What is required ::
Look through the data below. Pick out the lines holding the string "Email".

---------- Data records

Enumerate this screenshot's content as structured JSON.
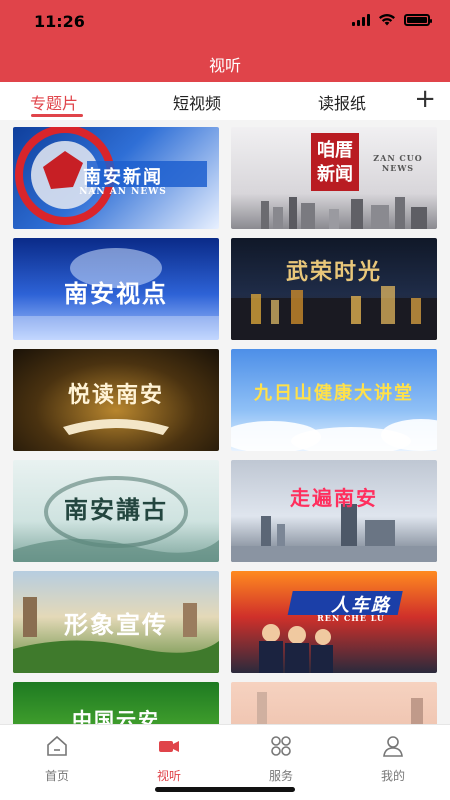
{
  "status": {
    "time": "11:26"
  },
  "header": {
    "title": "视听"
  },
  "tabs": [
    {
      "label": "专题片",
      "active": true
    },
    {
      "label": "短视频",
      "active": false
    },
    {
      "label": "读报纸",
      "active": false
    }
  ],
  "add_tab_icon": "plus-icon",
  "cards": [
    {
      "title": "南安新闻",
      "subtitle": "NAN AN NEWS"
    },
    {
      "title": "咱厝新闻",
      "subtitle": "ZAN CUO NEWS"
    },
    {
      "title": "南安视点",
      "subtitle": ""
    },
    {
      "title": "武荣时光",
      "subtitle": ""
    },
    {
      "title": "悦读南安",
      "subtitle": ""
    },
    {
      "title": "九日山健康大讲堂",
      "subtitle": ""
    },
    {
      "title": "南安講古",
      "subtitle": ""
    },
    {
      "title": "走遍南安",
      "subtitle": ""
    },
    {
      "title": "形象宣传",
      "subtitle": ""
    },
    {
      "title": "人车路",
      "subtitle": "REN CHE LU"
    },
    {
      "title": "中国云安",
      "subtitle": ""
    },
    {
      "title": "",
      "subtitle": ""
    }
  ],
  "tabbar": [
    {
      "label": "首页",
      "icon": "home-icon",
      "active": false
    },
    {
      "label": "视听",
      "icon": "video-icon",
      "active": true
    },
    {
      "label": "服务",
      "icon": "grid-icon",
      "active": false
    },
    {
      "label": "我的",
      "icon": "user-icon",
      "active": false
    }
  ],
  "colors": {
    "accent": "#e0444a"
  }
}
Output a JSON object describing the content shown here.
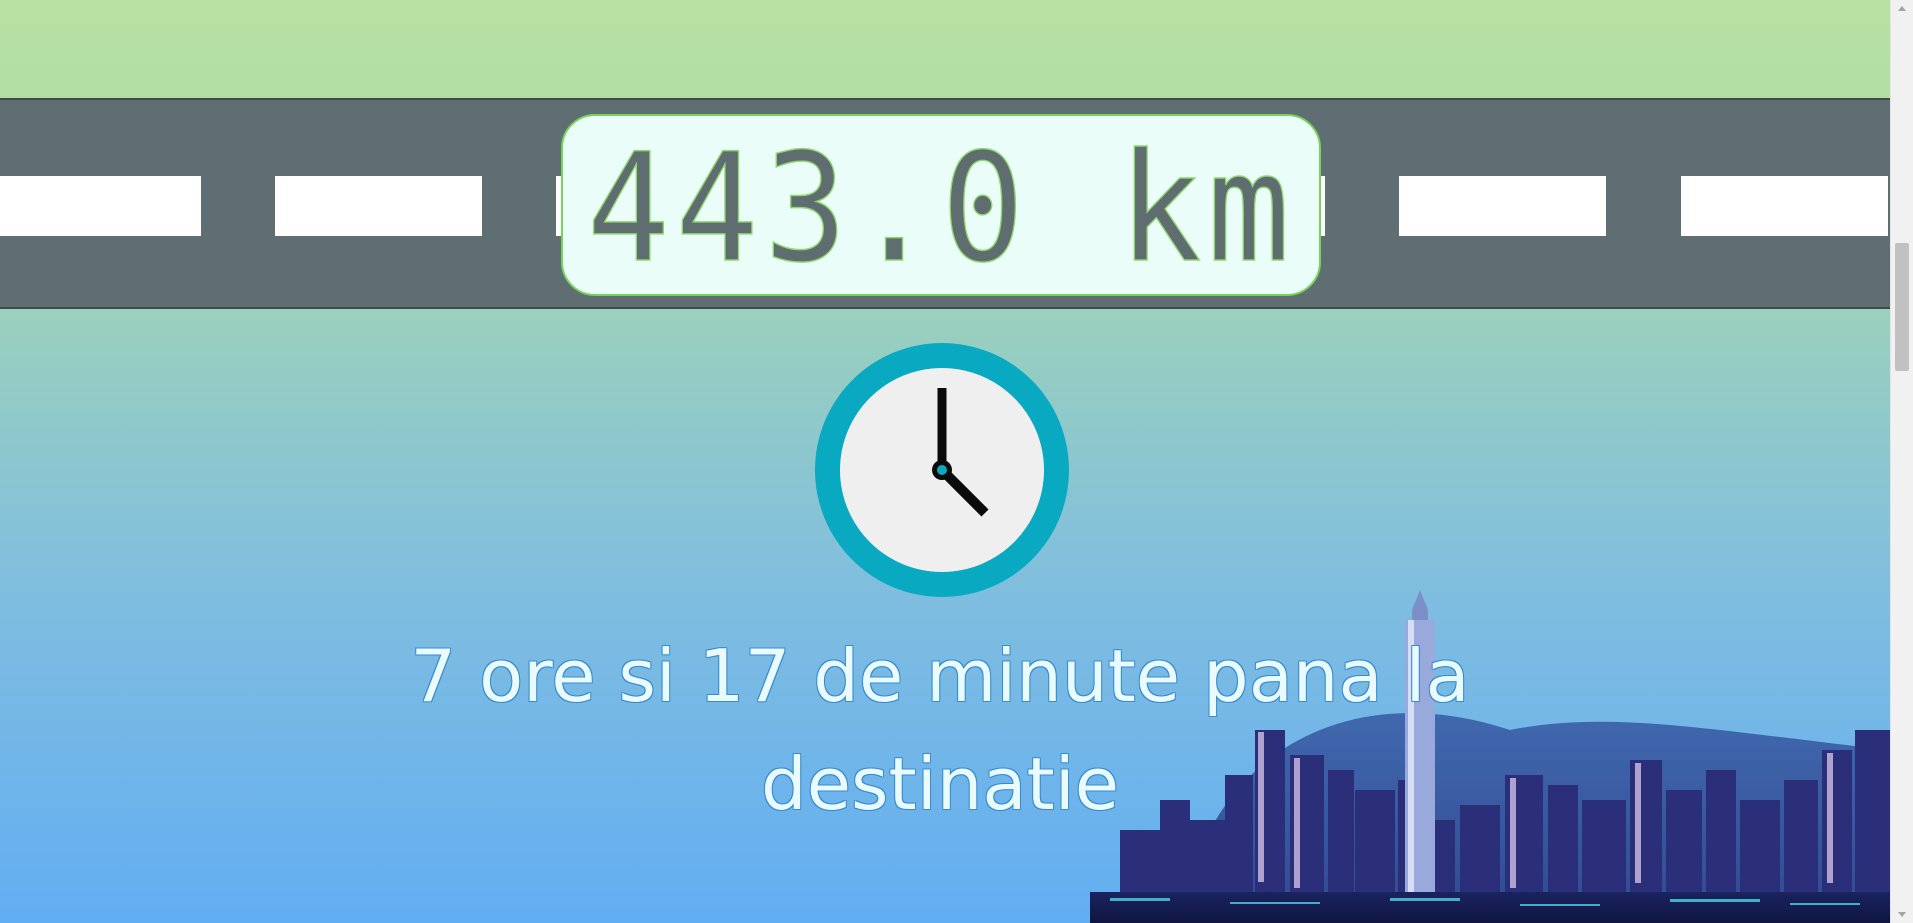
{
  "distance": {
    "value": "443.0 km"
  },
  "clock": {
    "icon": "clock-icon",
    "time_shown": "4:00"
  },
  "eta": {
    "text": "7 ore si 17 de minute pana la destinatie"
  },
  "skyline": {
    "icon": "city-skyline-illustration"
  },
  "colors": {
    "road": "#5e6e73",
    "lane_marking": "#ffffff",
    "distance_box_bg": "#eafdf8",
    "distance_box_border": "#79d35a",
    "distance_text": "#5f6c70",
    "clock_ring": "#0aa9c2",
    "clock_face": "#efefef",
    "eta_text": "#e9fbff"
  },
  "scrollbar": {
    "position_fraction": 0.27
  }
}
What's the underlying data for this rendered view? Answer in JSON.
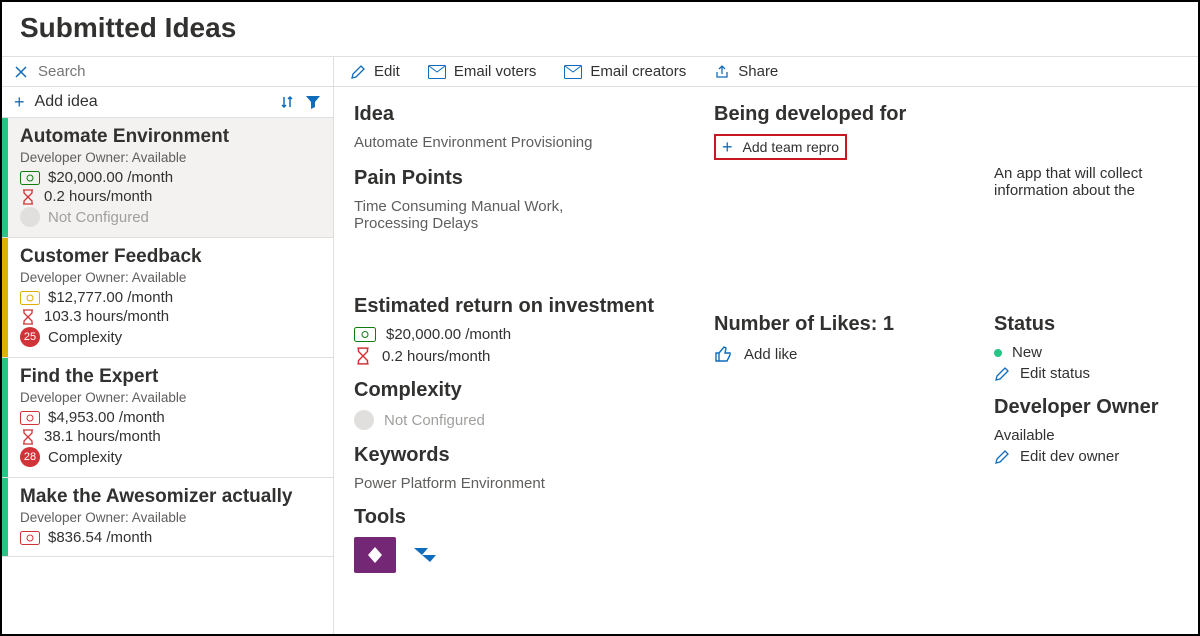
{
  "page_title": "Submitted Ideas",
  "search": {
    "placeholder": "Search"
  },
  "add_idea_label": "Add idea",
  "toolbar": {
    "edit": "Edit",
    "email_voters": "Email voters",
    "email_creators": "Email creators",
    "share": "Share"
  },
  "ideas": [
    {
      "title": "Automate Environment",
      "owner": "Developer Owner: Available",
      "cost": "$20,000.00 /month",
      "hours": "0.2 hours/month",
      "complexity_badge": "",
      "complexity_label": "Not Configured",
      "bar": "green",
      "selected": true
    },
    {
      "title": "Customer Feedback",
      "owner": "Developer Owner: Available",
      "cost": "$12,777.00 /month",
      "hours": "103.3 hours/month",
      "complexity_badge": "25",
      "complexity_label": "Complexity",
      "bar": "yellow",
      "selected": false
    },
    {
      "title": "Find the Expert",
      "owner": "Developer Owner: Available",
      "cost": "$4,953.00 /month",
      "hours": "38.1 hours/month",
      "complexity_badge": "28",
      "complexity_label": "Complexity",
      "bar": "green",
      "selected": false
    },
    {
      "title": "Make the Awesomizer actually",
      "owner": "Developer Owner: Available",
      "cost": "$836.54 /month",
      "hours": "",
      "complexity_badge": "",
      "complexity_label": "",
      "bar": "green",
      "selected": false
    }
  ],
  "detail": {
    "idea_heading": "Idea",
    "idea_value": "Automate Environment Provisioning",
    "developed_for_heading": "Being developed for",
    "add_team_repro": "Add team repro",
    "description": "An app that will collect information about the",
    "pain_points_heading": "Pain Points",
    "pain_points_value": "Time Consuming Manual Work,\nProcessing Delays",
    "roi_heading": "Estimated return on investment",
    "roi_cost": "$20,000.00 /month",
    "roi_hours": "0.2 hours/month",
    "complexity_heading": "Complexity",
    "complexity_value": "Not Configured",
    "keywords_heading": "Keywords",
    "keywords_value": "Power Platform Environment",
    "tools_heading": "Tools",
    "likes_heading": "Number of Likes: 1",
    "add_like": "Add like",
    "status_heading": "Status",
    "status_value": "New",
    "edit_status": "Edit status",
    "dev_owner_heading": "Developer Owner",
    "dev_owner_value": "Available",
    "edit_dev_owner": "Edit dev owner"
  }
}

--------------------

Task result ::
    "email_voters": "Email voters",
    "email_creators": "Email creators",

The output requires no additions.